▸ **Problem statement**
Report, word for word, every line of the material that contains "more".

[Stored data]
+===+

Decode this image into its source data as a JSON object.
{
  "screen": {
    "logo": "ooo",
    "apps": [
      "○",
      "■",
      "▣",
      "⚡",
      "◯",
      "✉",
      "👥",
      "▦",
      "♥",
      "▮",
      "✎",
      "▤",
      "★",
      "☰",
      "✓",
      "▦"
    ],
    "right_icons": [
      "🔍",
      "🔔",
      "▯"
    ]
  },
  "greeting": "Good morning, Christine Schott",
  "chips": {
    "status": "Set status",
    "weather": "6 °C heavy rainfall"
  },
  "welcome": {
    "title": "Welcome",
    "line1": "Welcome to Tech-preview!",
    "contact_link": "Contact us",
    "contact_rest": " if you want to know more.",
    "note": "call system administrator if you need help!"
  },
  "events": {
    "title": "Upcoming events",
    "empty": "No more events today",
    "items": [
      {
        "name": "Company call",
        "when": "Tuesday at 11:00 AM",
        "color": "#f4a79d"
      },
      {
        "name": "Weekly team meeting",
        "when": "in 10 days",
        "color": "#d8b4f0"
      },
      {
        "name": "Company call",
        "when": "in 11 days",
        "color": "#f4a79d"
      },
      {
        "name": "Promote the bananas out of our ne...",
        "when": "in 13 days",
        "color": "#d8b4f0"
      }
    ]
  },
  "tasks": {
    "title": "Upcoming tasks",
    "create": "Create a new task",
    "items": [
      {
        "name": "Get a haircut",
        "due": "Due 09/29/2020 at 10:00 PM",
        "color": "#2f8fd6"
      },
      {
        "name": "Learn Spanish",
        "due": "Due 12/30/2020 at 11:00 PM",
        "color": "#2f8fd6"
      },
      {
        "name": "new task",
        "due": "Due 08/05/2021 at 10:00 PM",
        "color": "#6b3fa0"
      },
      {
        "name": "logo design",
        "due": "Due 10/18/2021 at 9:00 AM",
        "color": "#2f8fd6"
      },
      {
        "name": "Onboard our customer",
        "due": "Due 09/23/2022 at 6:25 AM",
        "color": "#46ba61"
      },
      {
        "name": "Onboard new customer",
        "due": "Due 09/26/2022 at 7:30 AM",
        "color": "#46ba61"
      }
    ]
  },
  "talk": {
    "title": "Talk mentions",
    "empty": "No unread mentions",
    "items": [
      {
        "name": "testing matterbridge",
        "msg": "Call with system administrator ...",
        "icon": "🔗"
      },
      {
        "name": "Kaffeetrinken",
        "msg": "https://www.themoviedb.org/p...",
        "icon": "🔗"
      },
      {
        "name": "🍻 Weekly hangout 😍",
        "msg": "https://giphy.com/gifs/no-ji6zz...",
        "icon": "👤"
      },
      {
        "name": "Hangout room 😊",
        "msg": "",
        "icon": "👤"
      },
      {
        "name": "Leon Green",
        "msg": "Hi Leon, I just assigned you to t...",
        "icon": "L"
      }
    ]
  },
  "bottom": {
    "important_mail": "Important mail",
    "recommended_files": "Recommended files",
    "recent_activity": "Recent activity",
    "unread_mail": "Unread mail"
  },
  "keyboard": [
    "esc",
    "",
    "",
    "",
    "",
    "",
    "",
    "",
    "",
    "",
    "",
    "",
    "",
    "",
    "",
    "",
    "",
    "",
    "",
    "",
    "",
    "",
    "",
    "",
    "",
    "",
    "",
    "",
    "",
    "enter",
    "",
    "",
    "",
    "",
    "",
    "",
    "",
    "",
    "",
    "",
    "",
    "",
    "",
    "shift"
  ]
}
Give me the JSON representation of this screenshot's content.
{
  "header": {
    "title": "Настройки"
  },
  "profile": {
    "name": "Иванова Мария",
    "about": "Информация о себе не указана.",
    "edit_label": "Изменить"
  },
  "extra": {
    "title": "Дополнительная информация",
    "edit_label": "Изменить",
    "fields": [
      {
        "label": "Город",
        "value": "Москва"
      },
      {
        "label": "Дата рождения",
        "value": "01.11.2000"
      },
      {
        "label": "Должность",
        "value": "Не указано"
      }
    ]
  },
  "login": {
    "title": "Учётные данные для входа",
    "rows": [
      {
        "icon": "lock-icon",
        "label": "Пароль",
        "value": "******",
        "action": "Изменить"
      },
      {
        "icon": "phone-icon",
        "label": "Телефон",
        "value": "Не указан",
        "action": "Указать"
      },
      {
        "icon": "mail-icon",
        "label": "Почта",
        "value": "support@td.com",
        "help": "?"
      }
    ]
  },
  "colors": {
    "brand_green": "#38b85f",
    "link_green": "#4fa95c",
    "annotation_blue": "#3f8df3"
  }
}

+===+

▸ **Output**
    "contact_rest": " if you want to know more.",
    "empty": "No more events today",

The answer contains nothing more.